→ **Written instruction**: Lines containing the string "What" are to be counted; report the number and nothing more.

#### Data for this exercise

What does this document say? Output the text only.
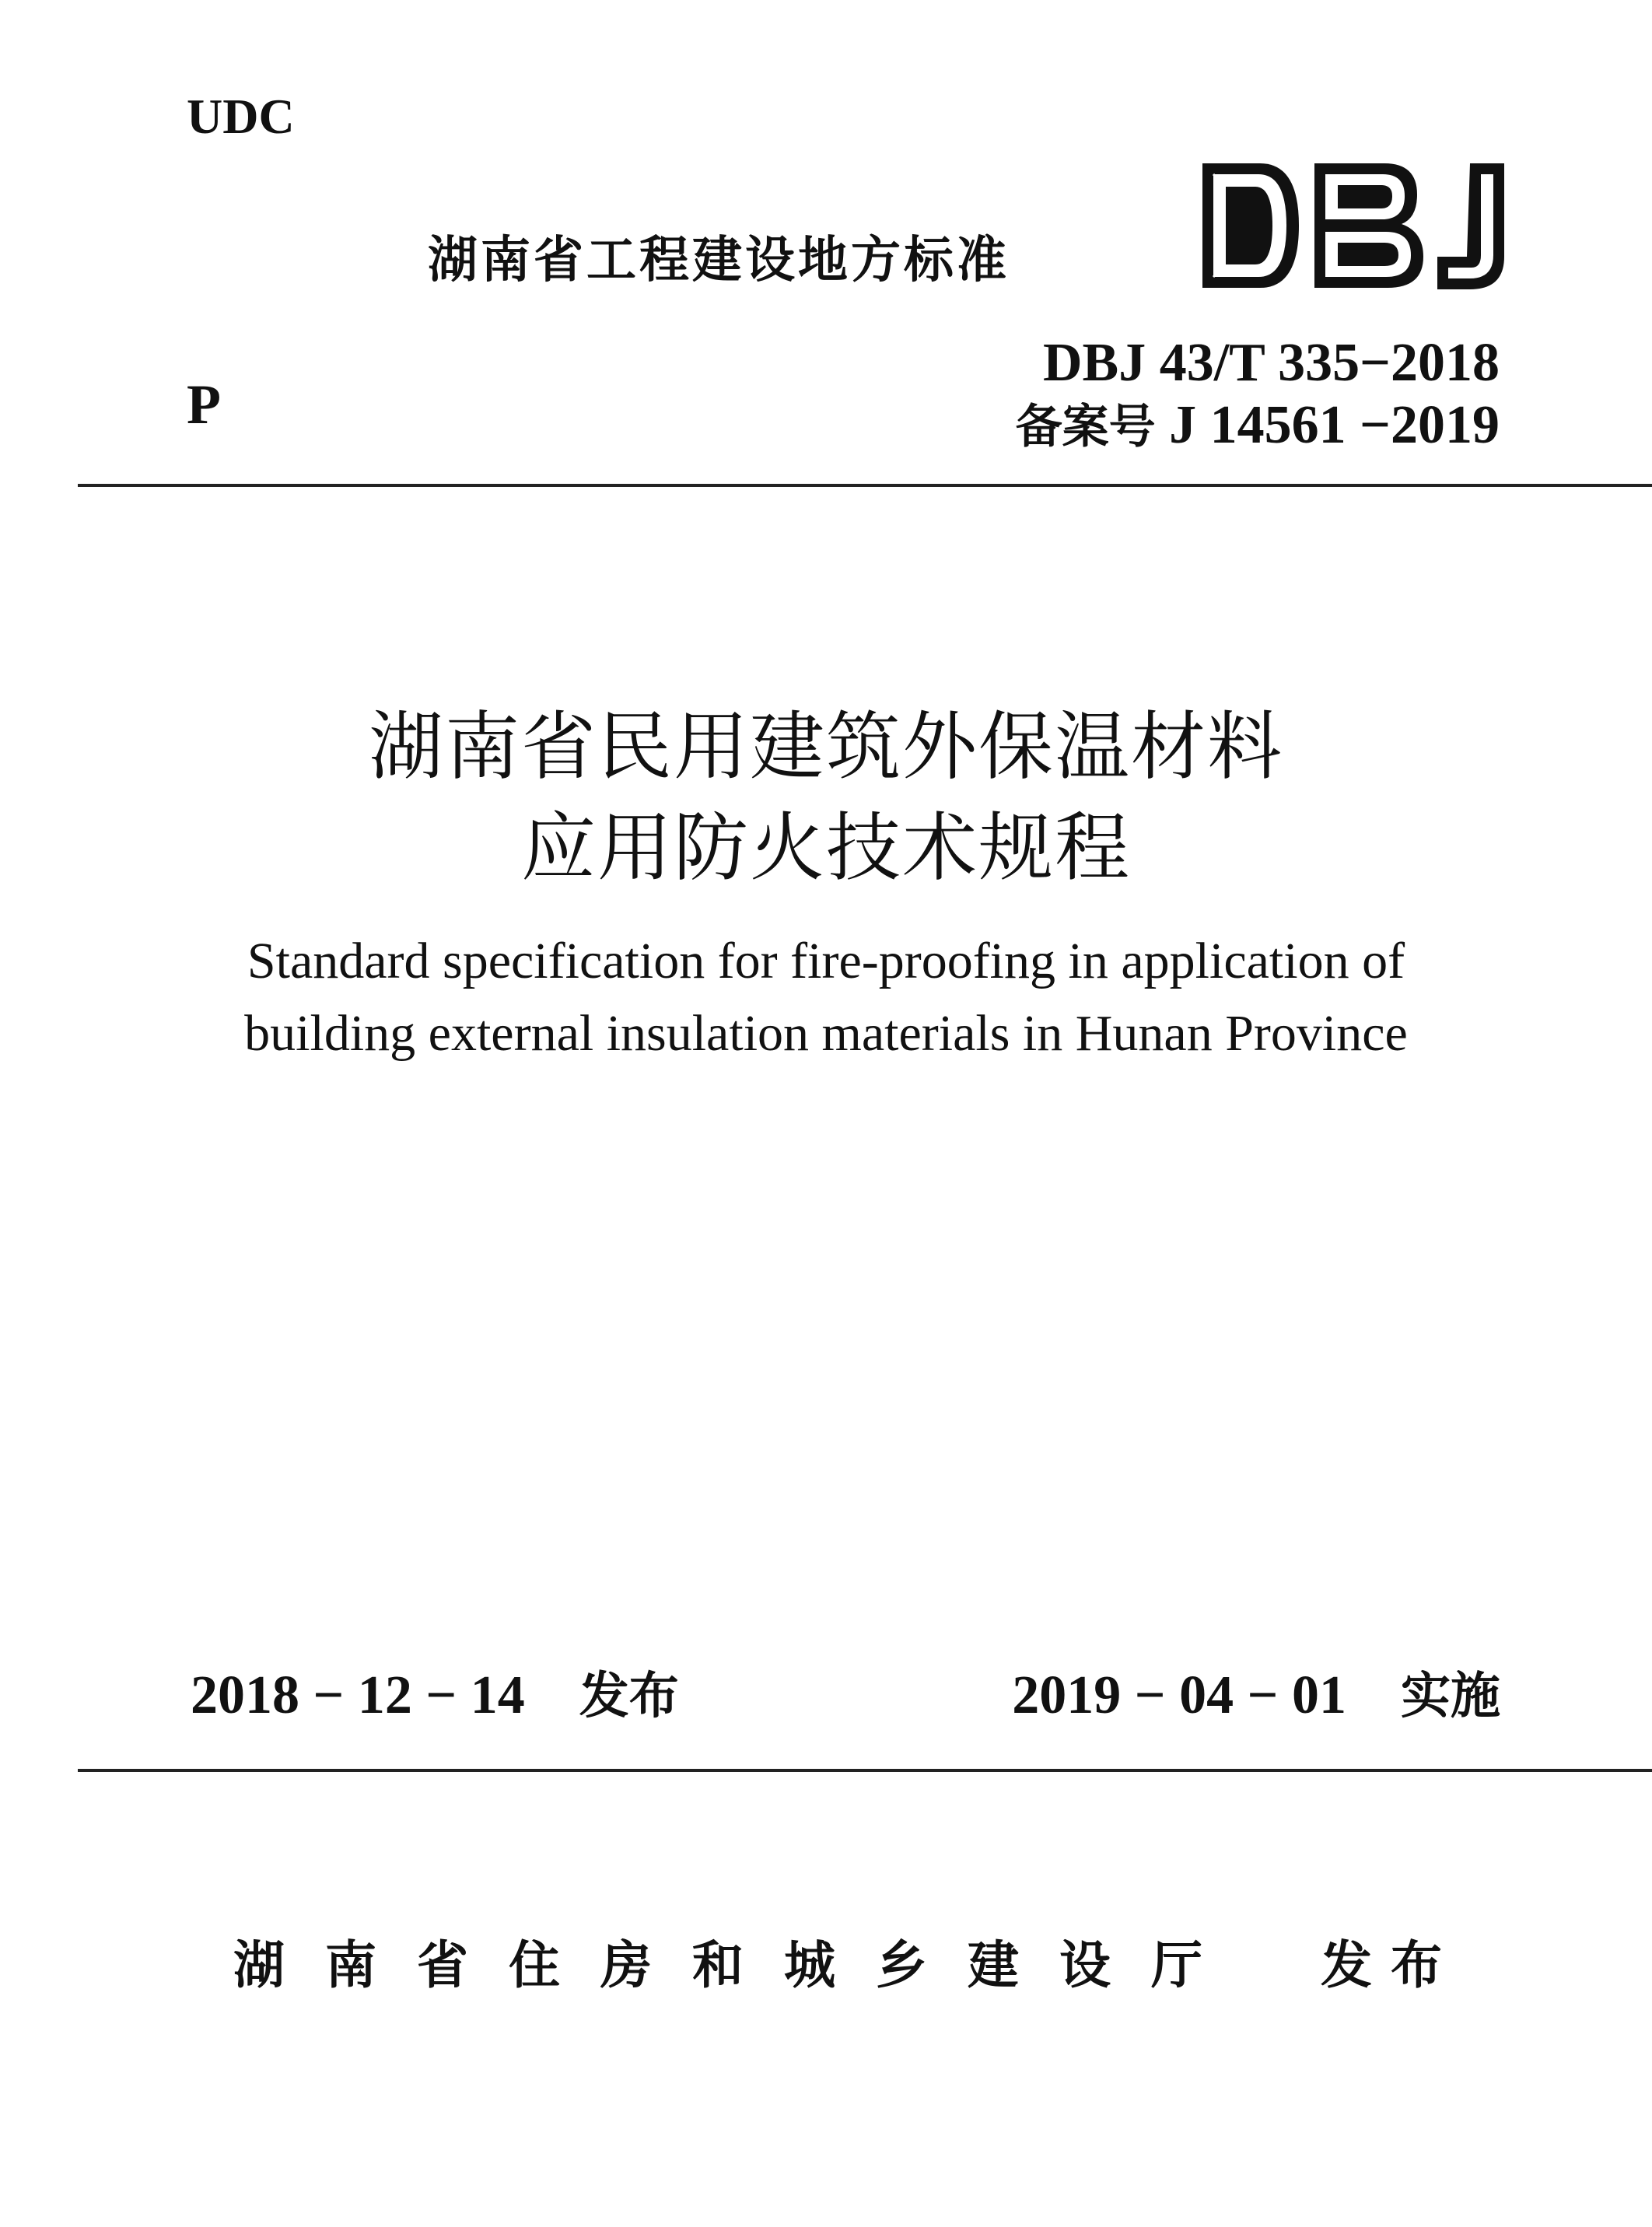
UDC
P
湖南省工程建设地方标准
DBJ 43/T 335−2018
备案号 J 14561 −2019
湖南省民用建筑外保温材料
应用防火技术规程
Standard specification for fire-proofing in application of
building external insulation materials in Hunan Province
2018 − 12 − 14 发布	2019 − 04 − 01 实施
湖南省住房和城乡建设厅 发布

########
#### Data for this exercise

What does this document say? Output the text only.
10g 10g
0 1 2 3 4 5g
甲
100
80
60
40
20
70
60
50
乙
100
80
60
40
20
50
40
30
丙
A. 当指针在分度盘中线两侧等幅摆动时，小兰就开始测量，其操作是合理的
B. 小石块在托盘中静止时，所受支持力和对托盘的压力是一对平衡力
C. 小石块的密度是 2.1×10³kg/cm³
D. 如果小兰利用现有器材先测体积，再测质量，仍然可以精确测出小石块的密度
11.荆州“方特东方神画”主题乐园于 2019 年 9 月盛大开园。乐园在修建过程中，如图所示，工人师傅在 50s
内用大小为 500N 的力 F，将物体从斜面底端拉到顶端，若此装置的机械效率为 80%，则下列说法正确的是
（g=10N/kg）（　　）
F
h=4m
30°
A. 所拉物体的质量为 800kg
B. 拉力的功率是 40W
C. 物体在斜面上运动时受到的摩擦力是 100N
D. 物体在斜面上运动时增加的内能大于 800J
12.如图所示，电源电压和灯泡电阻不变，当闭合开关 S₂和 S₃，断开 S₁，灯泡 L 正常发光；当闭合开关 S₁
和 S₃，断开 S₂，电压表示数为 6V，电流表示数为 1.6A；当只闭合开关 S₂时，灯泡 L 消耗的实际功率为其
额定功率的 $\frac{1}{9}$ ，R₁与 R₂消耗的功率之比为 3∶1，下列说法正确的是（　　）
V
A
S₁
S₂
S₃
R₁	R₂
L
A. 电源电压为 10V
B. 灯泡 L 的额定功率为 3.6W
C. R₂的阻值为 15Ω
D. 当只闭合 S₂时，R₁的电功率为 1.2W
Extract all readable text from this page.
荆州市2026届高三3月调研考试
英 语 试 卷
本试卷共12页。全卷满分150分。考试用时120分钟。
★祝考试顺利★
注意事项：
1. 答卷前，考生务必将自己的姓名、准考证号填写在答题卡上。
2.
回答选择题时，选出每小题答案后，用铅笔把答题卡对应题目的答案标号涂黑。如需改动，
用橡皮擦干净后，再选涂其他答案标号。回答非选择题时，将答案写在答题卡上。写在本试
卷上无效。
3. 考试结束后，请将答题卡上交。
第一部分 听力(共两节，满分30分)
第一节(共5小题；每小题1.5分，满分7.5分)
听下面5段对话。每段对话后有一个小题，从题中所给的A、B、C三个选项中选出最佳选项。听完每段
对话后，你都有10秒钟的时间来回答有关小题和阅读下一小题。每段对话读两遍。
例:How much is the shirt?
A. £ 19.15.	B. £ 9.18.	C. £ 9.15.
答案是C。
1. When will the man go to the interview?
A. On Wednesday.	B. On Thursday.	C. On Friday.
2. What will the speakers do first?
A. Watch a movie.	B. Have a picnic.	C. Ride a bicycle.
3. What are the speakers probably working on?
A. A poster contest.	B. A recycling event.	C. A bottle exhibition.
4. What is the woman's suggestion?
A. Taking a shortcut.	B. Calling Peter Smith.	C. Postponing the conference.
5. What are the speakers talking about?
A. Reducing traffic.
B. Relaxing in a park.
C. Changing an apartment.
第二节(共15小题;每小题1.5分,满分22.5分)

########

→ **Problem solution**: 6